Instructions for the task>
Output all the data below verbatim.

Dataset listings of figures>
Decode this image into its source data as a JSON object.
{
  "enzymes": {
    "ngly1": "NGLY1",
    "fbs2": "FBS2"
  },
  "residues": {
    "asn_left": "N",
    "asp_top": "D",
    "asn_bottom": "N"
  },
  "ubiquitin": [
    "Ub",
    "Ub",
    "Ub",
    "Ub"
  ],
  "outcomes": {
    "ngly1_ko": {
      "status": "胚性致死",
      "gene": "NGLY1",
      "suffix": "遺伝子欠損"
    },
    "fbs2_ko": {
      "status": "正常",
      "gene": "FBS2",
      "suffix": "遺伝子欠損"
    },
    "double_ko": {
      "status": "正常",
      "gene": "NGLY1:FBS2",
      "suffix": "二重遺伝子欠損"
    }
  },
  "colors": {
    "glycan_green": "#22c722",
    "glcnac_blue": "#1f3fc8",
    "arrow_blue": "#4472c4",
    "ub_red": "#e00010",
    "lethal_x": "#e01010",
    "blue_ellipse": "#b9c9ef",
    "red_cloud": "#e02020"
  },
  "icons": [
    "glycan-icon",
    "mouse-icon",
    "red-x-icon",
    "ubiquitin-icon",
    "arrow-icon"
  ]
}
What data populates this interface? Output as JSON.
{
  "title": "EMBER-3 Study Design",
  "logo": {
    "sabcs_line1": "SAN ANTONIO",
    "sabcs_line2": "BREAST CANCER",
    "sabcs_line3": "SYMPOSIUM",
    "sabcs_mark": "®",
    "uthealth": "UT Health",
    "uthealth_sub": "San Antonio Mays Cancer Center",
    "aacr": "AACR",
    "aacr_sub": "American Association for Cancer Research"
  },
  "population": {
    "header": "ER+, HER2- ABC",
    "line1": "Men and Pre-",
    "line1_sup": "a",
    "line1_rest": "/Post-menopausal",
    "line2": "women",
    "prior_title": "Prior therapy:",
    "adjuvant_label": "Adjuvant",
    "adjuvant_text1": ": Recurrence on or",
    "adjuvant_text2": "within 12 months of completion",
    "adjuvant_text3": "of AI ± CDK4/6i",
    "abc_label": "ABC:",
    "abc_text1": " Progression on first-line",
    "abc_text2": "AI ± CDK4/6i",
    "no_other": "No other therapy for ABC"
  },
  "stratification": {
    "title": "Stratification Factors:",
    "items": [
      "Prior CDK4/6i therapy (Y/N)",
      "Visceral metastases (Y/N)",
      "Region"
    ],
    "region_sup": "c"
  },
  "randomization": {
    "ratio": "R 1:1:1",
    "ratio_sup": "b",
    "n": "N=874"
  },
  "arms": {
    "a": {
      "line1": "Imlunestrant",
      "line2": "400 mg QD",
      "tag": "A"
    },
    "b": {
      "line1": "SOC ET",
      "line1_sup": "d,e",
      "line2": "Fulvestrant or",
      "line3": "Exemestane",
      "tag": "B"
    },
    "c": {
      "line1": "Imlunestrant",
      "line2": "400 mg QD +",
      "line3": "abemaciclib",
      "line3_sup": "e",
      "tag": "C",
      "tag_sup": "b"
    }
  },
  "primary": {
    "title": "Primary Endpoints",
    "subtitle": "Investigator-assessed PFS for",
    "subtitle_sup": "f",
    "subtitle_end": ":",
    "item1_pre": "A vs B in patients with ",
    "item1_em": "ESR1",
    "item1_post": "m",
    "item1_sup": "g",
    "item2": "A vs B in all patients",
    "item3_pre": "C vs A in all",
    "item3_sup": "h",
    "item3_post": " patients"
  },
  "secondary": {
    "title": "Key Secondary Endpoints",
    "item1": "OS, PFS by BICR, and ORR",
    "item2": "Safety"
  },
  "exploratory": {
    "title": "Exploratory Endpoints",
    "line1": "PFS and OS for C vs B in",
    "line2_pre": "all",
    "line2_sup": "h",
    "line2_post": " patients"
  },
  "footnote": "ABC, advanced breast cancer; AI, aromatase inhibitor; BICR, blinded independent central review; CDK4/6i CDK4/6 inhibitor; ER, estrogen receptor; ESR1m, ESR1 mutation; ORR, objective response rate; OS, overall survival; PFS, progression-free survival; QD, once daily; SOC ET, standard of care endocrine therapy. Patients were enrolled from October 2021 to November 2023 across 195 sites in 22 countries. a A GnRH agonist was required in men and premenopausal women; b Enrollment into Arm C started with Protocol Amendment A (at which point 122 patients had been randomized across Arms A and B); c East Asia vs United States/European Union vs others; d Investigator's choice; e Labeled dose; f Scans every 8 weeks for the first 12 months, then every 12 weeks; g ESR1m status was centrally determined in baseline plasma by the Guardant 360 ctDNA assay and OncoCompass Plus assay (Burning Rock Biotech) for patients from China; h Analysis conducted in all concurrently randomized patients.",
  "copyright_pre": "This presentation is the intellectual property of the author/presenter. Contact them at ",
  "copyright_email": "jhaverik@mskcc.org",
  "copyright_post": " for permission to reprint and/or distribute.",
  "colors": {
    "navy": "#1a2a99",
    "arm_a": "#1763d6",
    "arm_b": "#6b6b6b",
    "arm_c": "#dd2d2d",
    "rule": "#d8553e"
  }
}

Written response>
Decode this image into its source data as a JSON object.
{
  "enzymes": {
    "ngly1": "NGLY1",
    "fbs2": "FBS2"
  },
  "residues": {
    "asn_left": "N",
    "asp_top": "D",
    "asn_bottom": "N"
  },
  "ubiquitin": [
    "Ub",
    "Ub",
    "Ub",
    "Ub"
  ],
  "outcomes": {
    "ngly1_ko": {
      "status": "胚性致死",
      "gene": "NGLY1",
      "suffix": "遺伝子欠損"
    },
    "fbs2_ko": {
      "status": "正常",
      "gene": "FBS2",
      "suffix": "遺伝子欠損"
    },
    "double_ko": {
      "status": "正常",
      "gene": "NGLY1:FBS2",
      "suffix": "二重遺伝子欠損"
    }
  },
  "colors": {
    "glycan_green": "#22c722",
    "glcnac_blue": "#1f3fc8",
    "arrow_blue": "#4472c4",
    "ub_red": "#e00010",
    "lethal_x": "#e01010",
    "blue_ellipse": "#b9c9ef",
    "red_cloud": "#e02020"
  },
  "icons": [
    "glycan-icon",
    "mouse-icon",
    "red-x-icon",
    "ubiquitin-icon",
    "arrow-icon"
  ]
}
What data populates this interface? Output as JSON.
{
  "title": "EMBER-3 Study Design",
  "logo": {
    "sabcs_line1": "SAN ANTONIO",
    "sabcs_line2": "BREAST CANCER",
    "sabcs_line3": "SYMPOSIUM",
    "sabcs_mark": "®",
    "uthealth": "UT Health",
    "uthealth_sub": "San Antonio Mays Cancer Center",
    "aacr": "AACR",
    "aacr_sub": "American Association for Cancer Research"
  },
  "population": {
    "header": "ER+, HER2- ABC",
    "line1": "Men and Pre-",
    "line1_sup": "a",
    "line1_rest": "/Post-menopausal",
    "line2": "women",
    "prior_title": "Prior therapy:",
    "adjuvant_label": "Adjuvant",
    "adjuvant_text1": ": Recurrence on or",
    "adjuvant_text2": "within 12 months of completion",
    "adjuvant_text3": "of AI ± CDK4/6i",
    "abc_label": "ABC:",
    "abc_text1": " Progression on first-line",
    "abc_text2": "AI ± CDK4/6i",
    "no_other": "No other therapy for ABC"
  },
  "stratification": {
    "title": "Stratification Factors:",
    "items": [
      "Prior CDK4/6i therapy (Y/N)",
      "Visceral metastases (Y/N)",
      "Region"
    ],
    "region_sup": "c"
  },
  "randomization": {
    "ratio": "R 1:1:1",
    "ratio_sup": "b",
    "n": "N=874"
  },
  "arms": {
    "a": {
      "line1": "Imlunestrant",
      "line2": "400 mg QD",
      "tag": "A"
    },
    "b": {
      "line1": "SOC ET",
      "line1_sup": "d,e",
      "line2": "Fulvestrant or",
      "line3": "Exemestane",
      "tag": "B"
    },
    "c": {
      "line1": "Imlunestrant",
      "line2": "400 mg QD +",
      "line3": "abemaciclib",
      "line3_sup": "e",
      "tag": "C",
      "tag_sup": "b"
    }
  },
  "primary": {
    "title": "Primary Endpoints",
    "subtitle": "Investigator-assessed PFS for",
    "subtitle_sup": "f",
    "subtitle_end": ":",
    "item1_pre": "A vs B in patients with ",
    "item1_em": "ESR1",
    "item1_post": "m",
    "item1_sup": "g",
    "item2": "A vs B in all patients",
    "item3_pre": "C vs A in all",
    "item3_sup": "h",
    "item3_post": " patients"
  },
  "secondary": {
    "title": "Key Secondary Endpoints",
    "item1": "OS, PFS by BICR, and ORR",
    "item2": "Safety"
  },
  "exploratory": {
    "title": "Exploratory Endpoints",
    "line1": "PFS and OS for C vs B in",
    "line2_pre": "all",
    "line2_sup": "h",
    "line2_post": " patients"
  },
  "footnote": "ABC, advanced breast cancer; AI, aromatase inhibitor; BICR, blinded independent central review; CDK4/6i CDK4/6 inhibitor; ER, estrogen receptor; ESR1m, ESR1 mutation; ORR, objective response rate; OS, overall survival; PFS, progression-free survival; QD, once daily; SOC ET, standard of care endocrine therapy. Patients were enrolled from October 2021 to November 2023 across 195 sites in 22 countries. a A GnRH agonist was required in men and premenopausal women; b Enrollment into Arm C started with Protocol Amendment A (at which point 122 patients had been randomized across Arms A and B); c East Asia vs United States/European Union vs others; d Investigator's choice; e Labeled dose; f Scans every 8 weeks for the first 12 months, then every 12 weeks; g ESR1m status was centrally determined in baseline plasma by the Guardant 360 ctDNA assay and OncoCompass Plus assay (Burning Rock Biotech) for patients from China; h Analysis conducted in all concurrently randomized patients.",
  "copyright_pre": "This presentation is the intellectual property of the author/presenter. Contact them at ",
  "copyright_email": "jhaverik@mskcc.org",
  "copyright_post": " for permission to reprint and/or distribute.",
  "colors": {
    "navy": "#1a2a99",
    "arm_a": "#1763d6",
    "arm_b": "#6b6b6b",
    "arm_c": "#dd2d2d",
    "rule": "#d8553e"
  }
}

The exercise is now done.